Write each line out again exactly as written.

------ Materials provided ------

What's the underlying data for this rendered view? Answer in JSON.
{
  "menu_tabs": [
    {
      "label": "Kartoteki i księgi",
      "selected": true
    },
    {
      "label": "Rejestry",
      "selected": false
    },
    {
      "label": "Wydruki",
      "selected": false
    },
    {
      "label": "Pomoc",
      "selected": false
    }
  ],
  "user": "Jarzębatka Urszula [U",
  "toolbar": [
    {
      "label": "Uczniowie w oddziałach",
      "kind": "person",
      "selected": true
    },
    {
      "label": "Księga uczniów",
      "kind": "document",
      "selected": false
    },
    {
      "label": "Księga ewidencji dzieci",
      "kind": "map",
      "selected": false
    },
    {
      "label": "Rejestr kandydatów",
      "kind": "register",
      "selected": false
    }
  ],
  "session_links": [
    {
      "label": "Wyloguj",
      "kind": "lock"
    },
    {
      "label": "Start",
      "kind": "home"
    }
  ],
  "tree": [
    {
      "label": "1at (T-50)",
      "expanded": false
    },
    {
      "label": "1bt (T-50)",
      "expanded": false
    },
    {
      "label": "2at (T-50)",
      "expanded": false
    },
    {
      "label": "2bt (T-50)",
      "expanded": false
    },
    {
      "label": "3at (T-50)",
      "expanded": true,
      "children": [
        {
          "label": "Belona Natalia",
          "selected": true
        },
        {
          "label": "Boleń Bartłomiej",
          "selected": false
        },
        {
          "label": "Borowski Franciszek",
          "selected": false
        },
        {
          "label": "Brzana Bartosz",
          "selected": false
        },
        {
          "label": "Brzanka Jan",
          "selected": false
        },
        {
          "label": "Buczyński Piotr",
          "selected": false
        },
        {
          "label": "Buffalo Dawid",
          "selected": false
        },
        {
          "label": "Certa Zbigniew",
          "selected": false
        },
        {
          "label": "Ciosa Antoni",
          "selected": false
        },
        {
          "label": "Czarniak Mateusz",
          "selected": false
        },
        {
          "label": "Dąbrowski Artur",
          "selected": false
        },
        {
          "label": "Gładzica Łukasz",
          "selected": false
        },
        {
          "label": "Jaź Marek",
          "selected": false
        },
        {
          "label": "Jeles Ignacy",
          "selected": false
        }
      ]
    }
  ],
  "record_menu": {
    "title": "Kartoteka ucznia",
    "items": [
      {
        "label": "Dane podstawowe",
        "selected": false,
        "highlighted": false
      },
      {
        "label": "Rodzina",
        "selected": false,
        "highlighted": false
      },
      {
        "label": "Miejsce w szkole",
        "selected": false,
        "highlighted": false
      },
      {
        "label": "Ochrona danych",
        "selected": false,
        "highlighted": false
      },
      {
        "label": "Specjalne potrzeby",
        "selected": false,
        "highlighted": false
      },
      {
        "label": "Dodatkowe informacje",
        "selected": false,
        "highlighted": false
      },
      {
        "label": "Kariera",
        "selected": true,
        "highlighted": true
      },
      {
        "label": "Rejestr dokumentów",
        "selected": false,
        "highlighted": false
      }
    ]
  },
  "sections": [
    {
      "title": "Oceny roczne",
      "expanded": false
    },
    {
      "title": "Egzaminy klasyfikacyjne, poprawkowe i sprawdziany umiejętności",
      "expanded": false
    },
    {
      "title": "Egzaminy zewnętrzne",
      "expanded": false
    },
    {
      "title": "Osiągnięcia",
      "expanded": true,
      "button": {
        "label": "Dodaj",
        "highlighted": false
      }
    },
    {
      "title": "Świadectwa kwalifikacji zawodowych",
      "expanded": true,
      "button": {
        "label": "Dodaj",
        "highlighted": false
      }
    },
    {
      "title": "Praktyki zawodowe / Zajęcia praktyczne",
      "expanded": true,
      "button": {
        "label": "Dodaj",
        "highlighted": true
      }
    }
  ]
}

------

■ **Task output**:
What's the underlying data for this rendered view? Answer in JSON.
{
  "menu_tabs": [
    {
      "label": "Kartoteki i księgi",
      "selected": true
    },
    {
      "label": "Rejestry",
      "selected": false
    },
    {
      "label": "Wydruki",
      "selected": false
    },
    {
      "label": "Pomoc",
      "selected": false
    }
  ],
  "user": "Jarzębatka Urszula [U",
  "toolbar": [
    {
      "label": "Uczniowie w oddziałach",
      "kind": "person",
      "selected": true
    },
    {
      "label": "Księga uczniów",
      "kind": "document",
      "selected": false
    },
    {
      "label": "Księga ewidencji dzieci",
      "kind": "map",
      "selected": false
    },
    {
      "label": "Rejestr kandydatów",
      "kind": "register",
      "selected": false
    }
  ],
  "session_links": [
    {
      "label": "Wyloguj",
      "kind": "lock"
    },
    {
      "label": "Start",
      "kind": "home"
    }
  ],
  "tree": [
    {
      "label": "1at (T-50)",
      "expanded": false
    },
    {
      "label": "1bt (T-50)",
      "expanded": false
    },
    {
      "label": "2at (T-50)",
      "expanded": false
    },
    {
      "label": "2bt (T-50)",
      "expanded": false
    },
    {
      "label": "3at (T-50)",
      "expanded": true,
      "children": [
        {
          "label": "Belona Natalia",
          "selected": true
        },
        {
          "label": "Boleń Bartłomiej",
          "selected": false
        },
        {
          "label": "Borowski Franciszek",
          "selected": false
        },
        {
          "label": "Brzana Bartosz",
          "selected": false
        },
        {
          "label": "Brzanka Jan",
          "selected": false
        },
        {
          "label": "Buczyński Piotr",
          "selected": false
        },
        {
          "label": "Buffalo Dawid",
          "selected": false
        },
        {
          "label": "Certa Zbigniew",
          "selected": false
        },
        {
          "label": "Ciosa Antoni",
          "selected": false
        },
        {
          "label": "Czarniak Mateusz",
          "selected": false
        },
        {
          "label": "Dąbrowski Artur",
          "selected": false
        },
        {
          "label": "Gładzica Łukasz",
          "selected": false
        },
        {
          "label": "Jaź Marek",
          "selected": false
        },
        {
          "label": "Jeles Ignacy",
          "selected": false
        }
      ]
    }
  ],
  "record_menu": {
    "title": "Kartoteka ucznia",
    "items": [
      {
        "label": "Dane podstawowe",
        "selected": false,
        "highlighted": false
      },
      {
        "label": "Rodzina",
        "selected": false,
        "highlighted": false
      },
      {
        "label": "Miejsce w szkole",
        "selected": false,
        "highlighted": false
      },
      {
        "label": "Ochrona danych",
        "selected": false,
        "highlighted": false
      },
      {
        "label": "Specjalne potrzeby",
        "selected": false,
        "highlighted": false
      },
      {
        "label": "Dodatkowe informacje",
        "selected": false,
        "highlighted": false
      },
      {
        "label": "Kariera",
        "selected": true,
        "highlighted": true
      },
      {
        "label": "Rejestr dokumentów",
        "selected": false,
        "highlighted": false
      }
    ]
  },
  "sections": [
    {
      "title": "Oceny roczne",
      "expanded": false
    },
    {
      "title": "Egzaminy klasyfikacyjne, poprawkowe i sprawdziany umiejętności",
      "expanded": false
    },
    {
      "title": "Egzaminy zewnętrzne",
      "expanded": false
    },
    {
      "title": "Osiągnięcia",
      "expanded": true,
      "button": {
        "label": "Dodaj",
        "highlighted": false
      }
    },
    {
      "title": "Świadectwa kwalifikacji zawodowych",
      "expanded": true,
      "button": {
        "label": "Dodaj",
        "highlighted": false
      }
    },
    {
      "title": "Praktyki zawodowe / Zajęcia praktyczne",
      "expanded": true,
      "button": {
        "label": "Dodaj",
        "highlighted": true
      }
    }
  ]
}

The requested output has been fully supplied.